Below are the entries; state how many of their lines contain the string "underlying", and nothing more.

** start **

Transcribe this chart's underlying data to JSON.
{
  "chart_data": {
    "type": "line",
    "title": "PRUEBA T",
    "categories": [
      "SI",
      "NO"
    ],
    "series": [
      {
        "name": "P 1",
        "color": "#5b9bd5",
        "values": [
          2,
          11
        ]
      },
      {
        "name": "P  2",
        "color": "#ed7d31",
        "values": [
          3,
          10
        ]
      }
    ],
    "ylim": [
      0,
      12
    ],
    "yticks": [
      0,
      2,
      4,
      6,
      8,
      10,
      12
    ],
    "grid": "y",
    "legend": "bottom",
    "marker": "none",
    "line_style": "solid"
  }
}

** end **
** start **

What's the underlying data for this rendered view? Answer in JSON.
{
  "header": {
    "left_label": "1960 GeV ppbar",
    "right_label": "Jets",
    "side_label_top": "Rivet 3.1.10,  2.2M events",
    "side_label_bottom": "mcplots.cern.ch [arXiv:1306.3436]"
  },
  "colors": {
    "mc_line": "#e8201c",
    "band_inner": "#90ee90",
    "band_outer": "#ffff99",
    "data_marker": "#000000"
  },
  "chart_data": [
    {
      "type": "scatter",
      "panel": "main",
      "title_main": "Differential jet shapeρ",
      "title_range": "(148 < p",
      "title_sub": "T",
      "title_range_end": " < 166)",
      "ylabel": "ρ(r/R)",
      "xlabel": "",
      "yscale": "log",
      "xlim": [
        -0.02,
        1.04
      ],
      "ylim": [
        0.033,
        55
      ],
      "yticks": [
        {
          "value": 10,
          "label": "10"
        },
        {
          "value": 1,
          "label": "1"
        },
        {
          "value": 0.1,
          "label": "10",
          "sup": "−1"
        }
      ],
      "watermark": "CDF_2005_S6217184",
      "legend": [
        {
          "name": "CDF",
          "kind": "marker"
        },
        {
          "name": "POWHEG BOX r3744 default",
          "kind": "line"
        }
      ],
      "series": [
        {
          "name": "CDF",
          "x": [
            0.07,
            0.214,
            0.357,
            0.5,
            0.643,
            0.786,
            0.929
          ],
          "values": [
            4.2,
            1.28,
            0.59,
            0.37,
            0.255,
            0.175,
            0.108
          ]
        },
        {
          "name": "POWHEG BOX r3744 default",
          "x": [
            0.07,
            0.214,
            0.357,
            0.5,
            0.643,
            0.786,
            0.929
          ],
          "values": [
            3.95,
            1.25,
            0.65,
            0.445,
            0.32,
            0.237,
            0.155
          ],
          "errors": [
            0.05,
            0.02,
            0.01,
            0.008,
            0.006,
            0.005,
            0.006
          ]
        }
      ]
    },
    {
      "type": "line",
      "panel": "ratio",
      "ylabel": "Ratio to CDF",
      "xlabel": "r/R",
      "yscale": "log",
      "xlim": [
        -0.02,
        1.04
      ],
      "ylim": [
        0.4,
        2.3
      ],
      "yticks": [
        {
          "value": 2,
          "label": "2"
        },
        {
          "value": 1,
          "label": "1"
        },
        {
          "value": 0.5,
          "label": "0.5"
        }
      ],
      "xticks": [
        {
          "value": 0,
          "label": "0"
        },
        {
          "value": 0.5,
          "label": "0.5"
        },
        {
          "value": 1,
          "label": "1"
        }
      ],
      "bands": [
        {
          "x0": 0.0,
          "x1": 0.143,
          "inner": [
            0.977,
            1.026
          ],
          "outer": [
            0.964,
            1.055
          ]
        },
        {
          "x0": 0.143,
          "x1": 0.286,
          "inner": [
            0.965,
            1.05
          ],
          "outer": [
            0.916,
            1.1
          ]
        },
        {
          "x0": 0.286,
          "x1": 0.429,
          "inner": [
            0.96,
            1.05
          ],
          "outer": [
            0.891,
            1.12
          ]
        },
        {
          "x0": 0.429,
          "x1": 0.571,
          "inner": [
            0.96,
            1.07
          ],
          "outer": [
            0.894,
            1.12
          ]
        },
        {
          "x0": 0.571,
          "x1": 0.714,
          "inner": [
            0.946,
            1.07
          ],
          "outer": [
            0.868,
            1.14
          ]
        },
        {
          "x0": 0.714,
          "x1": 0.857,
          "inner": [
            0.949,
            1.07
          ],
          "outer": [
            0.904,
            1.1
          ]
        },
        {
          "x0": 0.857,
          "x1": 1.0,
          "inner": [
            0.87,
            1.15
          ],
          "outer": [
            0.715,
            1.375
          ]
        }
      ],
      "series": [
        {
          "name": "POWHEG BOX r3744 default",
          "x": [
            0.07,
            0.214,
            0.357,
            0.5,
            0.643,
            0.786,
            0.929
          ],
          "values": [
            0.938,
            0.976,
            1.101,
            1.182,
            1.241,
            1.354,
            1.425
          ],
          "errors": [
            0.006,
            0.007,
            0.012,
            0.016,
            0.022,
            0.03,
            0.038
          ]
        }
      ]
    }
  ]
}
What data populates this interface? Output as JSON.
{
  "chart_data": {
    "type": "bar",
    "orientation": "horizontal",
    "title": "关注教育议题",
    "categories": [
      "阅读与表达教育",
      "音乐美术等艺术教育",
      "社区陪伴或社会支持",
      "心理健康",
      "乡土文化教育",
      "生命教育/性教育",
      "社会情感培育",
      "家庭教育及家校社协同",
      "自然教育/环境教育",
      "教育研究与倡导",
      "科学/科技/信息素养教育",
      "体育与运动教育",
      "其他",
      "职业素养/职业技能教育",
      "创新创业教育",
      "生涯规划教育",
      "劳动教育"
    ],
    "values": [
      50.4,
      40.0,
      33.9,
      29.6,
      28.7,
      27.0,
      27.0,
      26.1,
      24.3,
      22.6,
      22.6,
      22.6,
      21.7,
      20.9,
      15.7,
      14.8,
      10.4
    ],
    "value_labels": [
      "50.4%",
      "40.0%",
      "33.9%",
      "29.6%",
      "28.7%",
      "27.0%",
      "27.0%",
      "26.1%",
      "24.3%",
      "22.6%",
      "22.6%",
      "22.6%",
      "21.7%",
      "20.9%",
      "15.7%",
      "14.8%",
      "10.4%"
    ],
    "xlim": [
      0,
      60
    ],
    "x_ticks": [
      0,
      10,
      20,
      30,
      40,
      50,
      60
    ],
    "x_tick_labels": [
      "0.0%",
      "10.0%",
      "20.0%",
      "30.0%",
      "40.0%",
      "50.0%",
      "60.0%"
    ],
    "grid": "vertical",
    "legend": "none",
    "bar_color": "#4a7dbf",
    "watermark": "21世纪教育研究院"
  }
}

** end **

■ ANSWER ■
2